▸ **Supplied entries**

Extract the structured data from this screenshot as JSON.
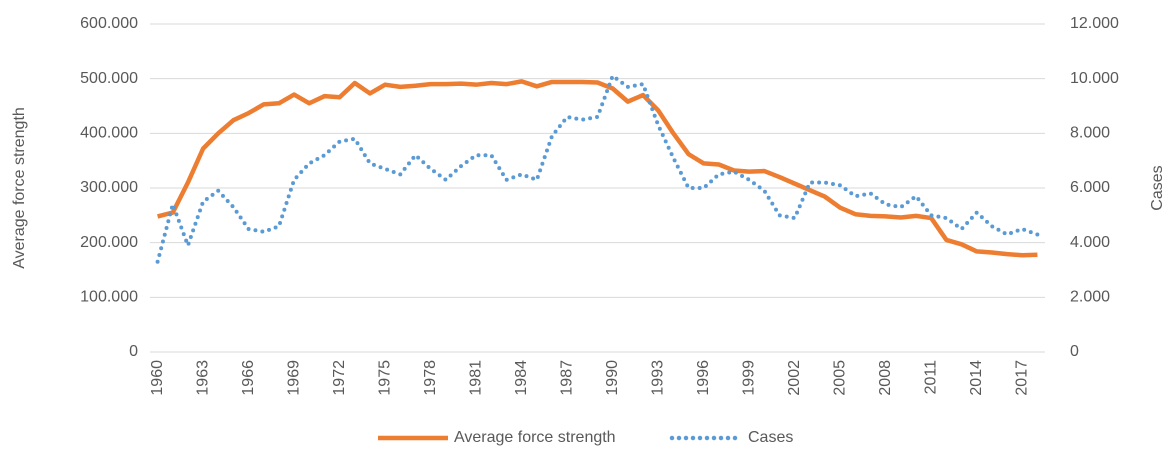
{
  "chart_data": {
    "type": "line",
    "categories": [
      "1960",
      null,
      null,
      "1963",
      null,
      null,
      "1966",
      null,
      null,
      "1969",
      null,
      null,
      "1972",
      null,
      null,
      "1975",
      null,
      null,
      "1978",
      null,
      null,
      "1981",
      null,
      null,
      "1984",
      null,
      null,
      "1987",
      null,
      null,
      "1990",
      null,
      null,
      "1993",
      null,
      null,
      "1996",
      null,
      null,
      "1999",
      null,
      null,
      "2002",
      null,
      null,
      "2005",
      null,
      null,
      "2008",
      null,
      null,
      "2011",
      null,
      null,
      "2014",
      null,
      null,
      "2017",
      null
    ],
    "series": [
      {
        "name": "Average force strength",
        "color": "#ed7d31",
        "axis": "y",
        "values": [
          248000,
          255000,
          310000,
          372000,
          400000,
          424000,
          437000,
          453000,
          455000,
          471000,
          455000,
          468000,
          466000,
          492000,
          473000,
          489000,
          485000,
          487000,
          490000,
          490000,
          491000,
          489000,
          492000,
          490000,
          495000,
          486000,
          494000,
          494000,
          494000,
          493000,
          482000,
          458000,
          470000,
          442000,
          400000,
          362000,
          345000,
          343000,
          332000,
          330000,
          331000,
          320000,
          308000,
          296000,
          284000,
          264000,
          252000,
          249000,
          248000,
          246000,
          249000,
          245000,
          205000,
          197000,
          184000,
          182000,
          179000,
          177000,
          178000
        ]
      },
      {
        "name": "Cases",
        "color": "#5b9bd5",
        "axis": "y2",
        "values": [
          3300,
          5400,
          3900,
          5500,
          5900,
          5300,
          4500,
          4400,
          4600,
          6300,
          6900,
          7200,
          7700,
          7800,
          6900,
          6700,
          6500,
          7200,
          6700,
          6300,
          6800,
          7200,
          7200,
          6300,
          6500,
          6300,
          7900,
          8600,
          8500,
          8600,
          10100,
          9700,
          9800,
          8300,
          7100,
          6000,
          6000,
          6500,
          6600,
          6300,
          5900,
          5000,
          4900,
          6200,
          6200,
          6100,
          5700,
          5800,
          5400,
          5300,
          5700,
          5000,
          4900,
          4500,
          5100,
          4600,
          4300,
          4500,
          4300
        ]
      }
    ],
    "ylabel": "Average force strength",
    "y2label": "Cases",
    "ylim": [
      0,
      600000
    ],
    "yticks": [
      0,
      {
        "value": 100000,
        "label": "100.000"
      },
      {
        "value": 200000,
        "label": "200.000"
      },
      {
        "value": 300000,
        "label": "300.000"
      },
      {
        "value": 400000,
        "label": "400.000"
      },
      {
        "value": 500000,
        "label": "500.000"
      },
      {
        "value": 600000,
        "label": "600.000"
      }
    ],
    "y2lim": [
      0,
      12000
    ],
    "y2ticks": [
      0,
      {
        "value": 2000,
        "label": "2.000"
      },
      {
        "value": 4000,
        "label": "4.000"
      },
      {
        "value": 6000,
        "label": "6.000"
      },
      {
        "value": 8000,
        "label": "8.000"
      },
      {
        "value": 10000,
        "label": "10.000"
      },
      {
        "value": 12000,
        "label": "12.000"
      }
    ],
    "grid": true,
    "legend": "bottom"
  }
}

▸ **Task statement**
Take every line above carrying "force" and return it.

▸ **Solution**
        "name": "Average force strength",
    "ylabel": "Average force strength",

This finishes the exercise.